**PASSAGE:**
━━━━━━━━━━━━━━━━━━━━━━━━━━━━━━

Colloque à  Lyon sur nos évangélisateurs

Un retour aux sources qui sonne comme un appel pour notre temps

À l’invitation des associations des amis d’Éphèse de Lyon et Dijon, les pélerins venus des diocèses de Lyon, Valence, Grenoble-Vienne, Besançon, Autun, Langres et Dijon en ce 8 octobre, et qui se sont retrouvés dans l’église Saint-Irénée de Lyon autour de leurs archevêques, évêques et d’abord du cardinal Philippe Barbarin, primat des Gaules, sont rentrés différents.

Dans la crypte des martyrs

Ils étaient venus retrouver “la source” de l’évangélisation de leurs terroirs, et ils l’ont retrouvée : la foi est arrivée grâce aux disciples de saint Polycarpe, évêque de Smyrne/Ephèse et disciple de saint Jean, donc d’Asie mineure. Mgr Minnerath, à l’origine de cette initiative, leur a longuement expliqué comment ces futurs martyrs avaient pu arriver jusqu’à nous, les Irénée, Andoche, Symphorien, Bénigne, Mammes et tant d’autres.

━━━━━━━━━━━━━━━━━━━━━━━━━━━━━━

**DONNÉES FOURNIES:**
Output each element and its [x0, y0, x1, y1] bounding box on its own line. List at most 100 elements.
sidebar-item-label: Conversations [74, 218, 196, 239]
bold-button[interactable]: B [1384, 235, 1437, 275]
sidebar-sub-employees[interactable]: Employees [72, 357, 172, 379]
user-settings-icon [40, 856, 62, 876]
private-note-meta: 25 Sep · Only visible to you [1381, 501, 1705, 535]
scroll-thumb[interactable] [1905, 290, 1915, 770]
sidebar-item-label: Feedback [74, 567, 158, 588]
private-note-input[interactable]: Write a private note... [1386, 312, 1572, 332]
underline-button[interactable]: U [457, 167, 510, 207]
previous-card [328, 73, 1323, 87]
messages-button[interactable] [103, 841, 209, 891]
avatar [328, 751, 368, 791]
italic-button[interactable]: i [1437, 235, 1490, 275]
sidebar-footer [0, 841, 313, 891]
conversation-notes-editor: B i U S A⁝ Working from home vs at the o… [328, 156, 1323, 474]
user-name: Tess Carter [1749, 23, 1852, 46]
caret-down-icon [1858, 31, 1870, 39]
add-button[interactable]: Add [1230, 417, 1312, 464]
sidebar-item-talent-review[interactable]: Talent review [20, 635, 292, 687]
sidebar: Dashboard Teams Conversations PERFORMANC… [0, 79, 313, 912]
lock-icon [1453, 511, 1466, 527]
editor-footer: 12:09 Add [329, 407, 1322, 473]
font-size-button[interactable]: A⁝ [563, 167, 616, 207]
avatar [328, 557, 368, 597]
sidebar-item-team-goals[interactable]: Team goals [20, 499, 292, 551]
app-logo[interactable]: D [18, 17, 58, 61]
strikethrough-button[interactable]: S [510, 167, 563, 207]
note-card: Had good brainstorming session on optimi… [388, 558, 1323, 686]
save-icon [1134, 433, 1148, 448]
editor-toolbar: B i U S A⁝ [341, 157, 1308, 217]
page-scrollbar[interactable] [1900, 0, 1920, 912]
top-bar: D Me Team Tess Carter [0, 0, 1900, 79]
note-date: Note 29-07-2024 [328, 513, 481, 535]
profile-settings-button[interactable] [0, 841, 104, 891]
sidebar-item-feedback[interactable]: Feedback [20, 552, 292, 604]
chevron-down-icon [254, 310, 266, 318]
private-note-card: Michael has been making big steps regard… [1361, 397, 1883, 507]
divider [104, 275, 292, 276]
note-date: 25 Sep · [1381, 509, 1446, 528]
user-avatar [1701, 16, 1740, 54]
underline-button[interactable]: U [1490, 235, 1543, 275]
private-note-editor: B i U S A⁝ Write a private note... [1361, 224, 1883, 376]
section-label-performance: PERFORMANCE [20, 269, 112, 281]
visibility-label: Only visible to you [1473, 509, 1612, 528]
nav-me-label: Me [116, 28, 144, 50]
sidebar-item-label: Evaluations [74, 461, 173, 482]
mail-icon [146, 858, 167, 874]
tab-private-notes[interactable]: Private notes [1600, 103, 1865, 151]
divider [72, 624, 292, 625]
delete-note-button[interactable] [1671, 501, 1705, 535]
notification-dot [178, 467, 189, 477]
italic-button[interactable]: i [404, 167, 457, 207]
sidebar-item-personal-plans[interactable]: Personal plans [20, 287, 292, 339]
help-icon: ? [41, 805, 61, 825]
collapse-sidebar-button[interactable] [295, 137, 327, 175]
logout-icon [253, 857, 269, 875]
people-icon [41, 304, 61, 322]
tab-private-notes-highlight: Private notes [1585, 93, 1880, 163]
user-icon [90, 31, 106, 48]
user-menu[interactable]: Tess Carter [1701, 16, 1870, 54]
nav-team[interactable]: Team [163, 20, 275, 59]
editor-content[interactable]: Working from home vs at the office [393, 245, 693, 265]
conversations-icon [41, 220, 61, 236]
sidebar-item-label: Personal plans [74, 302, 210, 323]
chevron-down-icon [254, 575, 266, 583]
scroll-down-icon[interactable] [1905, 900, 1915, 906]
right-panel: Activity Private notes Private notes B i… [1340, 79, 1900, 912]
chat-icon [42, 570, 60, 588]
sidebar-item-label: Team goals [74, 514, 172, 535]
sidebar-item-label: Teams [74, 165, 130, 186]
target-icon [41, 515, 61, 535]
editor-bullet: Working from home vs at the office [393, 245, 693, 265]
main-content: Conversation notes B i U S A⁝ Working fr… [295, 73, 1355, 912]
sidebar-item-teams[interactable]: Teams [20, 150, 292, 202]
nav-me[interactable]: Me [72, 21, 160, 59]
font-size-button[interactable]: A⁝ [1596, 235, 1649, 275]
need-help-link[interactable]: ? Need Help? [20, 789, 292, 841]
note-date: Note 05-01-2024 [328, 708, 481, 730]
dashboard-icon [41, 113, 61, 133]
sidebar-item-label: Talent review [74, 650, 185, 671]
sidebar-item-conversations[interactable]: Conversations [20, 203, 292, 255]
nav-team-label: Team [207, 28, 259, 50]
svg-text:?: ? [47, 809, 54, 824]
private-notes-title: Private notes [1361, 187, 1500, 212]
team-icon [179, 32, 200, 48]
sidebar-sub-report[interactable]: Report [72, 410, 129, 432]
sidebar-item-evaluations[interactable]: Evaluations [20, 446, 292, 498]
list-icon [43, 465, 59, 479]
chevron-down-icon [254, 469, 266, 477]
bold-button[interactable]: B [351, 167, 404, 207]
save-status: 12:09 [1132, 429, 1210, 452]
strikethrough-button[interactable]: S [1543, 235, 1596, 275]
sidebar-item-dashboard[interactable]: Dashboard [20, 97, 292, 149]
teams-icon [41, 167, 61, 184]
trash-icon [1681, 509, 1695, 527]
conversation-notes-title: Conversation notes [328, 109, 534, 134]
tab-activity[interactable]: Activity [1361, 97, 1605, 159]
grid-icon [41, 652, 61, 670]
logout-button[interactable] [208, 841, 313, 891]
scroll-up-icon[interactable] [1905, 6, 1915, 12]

━━━━━━━━━━━━━━━━━━━━━━━━━━━━━━

**EXERCICES:**
**A.** D'après le passage, qui est à l'origine de l'initiative de cette journée ?
**B.** Énumérez tous les diocèses d'où venaient les pèlerins, selon le passage.
**C.** Reproduisez la partie du passage comprise entre « Dans la crypte » et « et tant d’autres. », bornes incluses.

**CORRIGÉ:**
**A.** Mgr Minnerath.

**B.** Lyon, Valence, Grenoble-Vienne, Besançon, Autun, Langres et Dijon.

**C.**
Dans la crypte des martyrs

Ils étaient venus retrouver “la source” de l’évangélisation de leurs terroirs, et ils l’ont retrouvée : la foi est arrivée grâce aux disciples de saint Polycarpe, évêque de Smyrne/Ephèse et disciple de saint Jean, donc d’Asie mineure. Mgr Minnerath, à l’origine de cette initiative, leur a longuement expliqué comment ces futurs martyrs avaient pu arriver jusqu’à nous, les Irénée, Andoche, Symphorien, Bénigne, Mammes et tant d’autres.